| Written request |
Select lines where the word "girl" appears.

| The data |
================================

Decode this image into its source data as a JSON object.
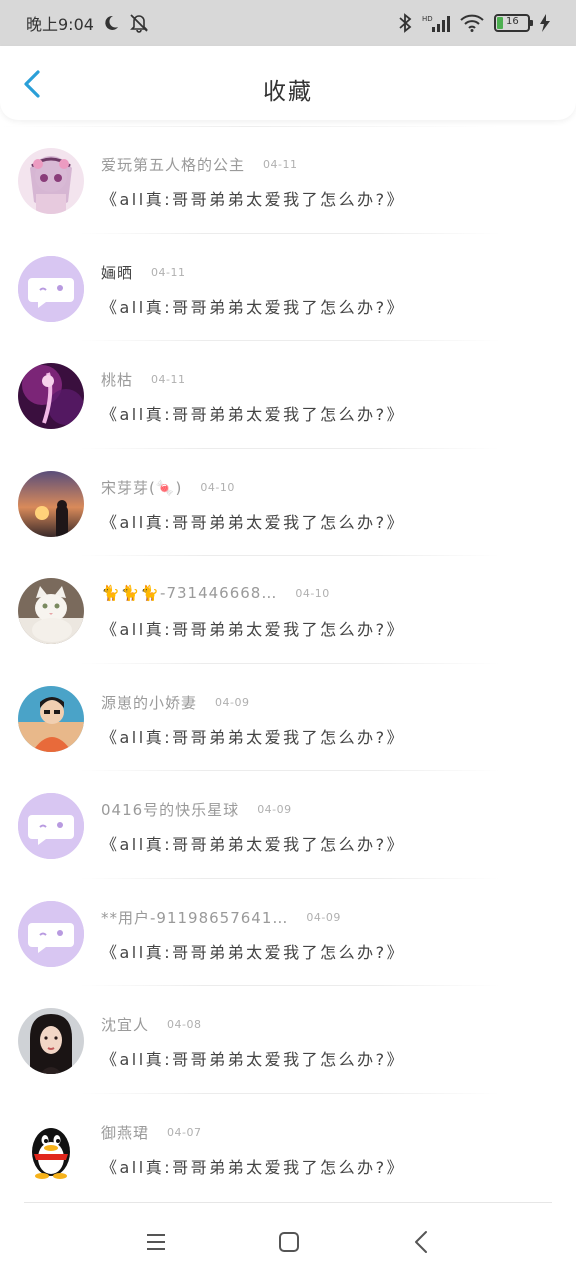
{
  "status_bar": {
    "time": "晚上9:04",
    "battery": "16"
  },
  "header": {
    "title": "收藏"
  },
  "list": [
    {
      "username": "爱玩第五人格的公主",
      "date": "04-11",
      "title": "《all真:哥哥弟弟太爱我了怎么办?》",
      "avatar": "anime-girl"
    },
    {
      "username": "婳晒",
      "date": "04-11",
      "title": "《all真:哥哥弟弟太爱我了怎么办?》",
      "avatar": "default"
    },
    {
      "username": "桃枯",
      "date": "04-11",
      "title": "《all真:哥哥弟弟太爱我了怎么办?》",
      "avatar": "purple-art"
    },
    {
      "username": "宋芽芽(🍬)",
      "date": "04-10",
      "title": "《all真:哥哥弟弟太爱我了怎么办?》",
      "avatar": "sunset"
    },
    {
      "username": "🐈🐈🐈-731446668…",
      "date": "04-10",
      "title": "《all真:哥哥弟弟太爱我了怎么办?》",
      "avatar": "cat"
    },
    {
      "username": "源崽的小娇妻",
      "date": "04-09",
      "title": "《all真:哥哥弟弟太爱我了怎么办?》",
      "avatar": "boy"
    },
    {
      "username": "0416号的快乐星球",
      "date": "04-09",
      "title": "《all真:哥哥弟弟太爱我了怎么办?》",
      "avatar": "default"
    },
    {
      "username": "**用户-91198657641…",
      "date": "04-09",
      "title": "《all真:哥哥弟弟太爱我了怎么办?》",
      "avatar": "default"
    },
    {
      "username": "沈宜人",
      "date": "04-08",
      "title": "《all真:哥哥弟弟太爱我了怎么办?》",
      "avatar": "girl-photo"
    },
    {
      "username": "御燕珺",
      "date": "04-07",
      "title": "《all真:哥哥弟弟太爱我了怎么办?》",
      "avatar": "qq-penguin"
    }
  ],
  "colors": {
    "accent": "#2a9fd8",
    "default_avatar_bg": "#d8c6f2"
  },
  "nav": {
    "icons": [
      "menu-icon",
      "home-icon",
      "back-icon"
    ]
  }
}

================================

| Solution to this problem |
      "avatar": "anime-girl"
      "avatar": "girl-photo"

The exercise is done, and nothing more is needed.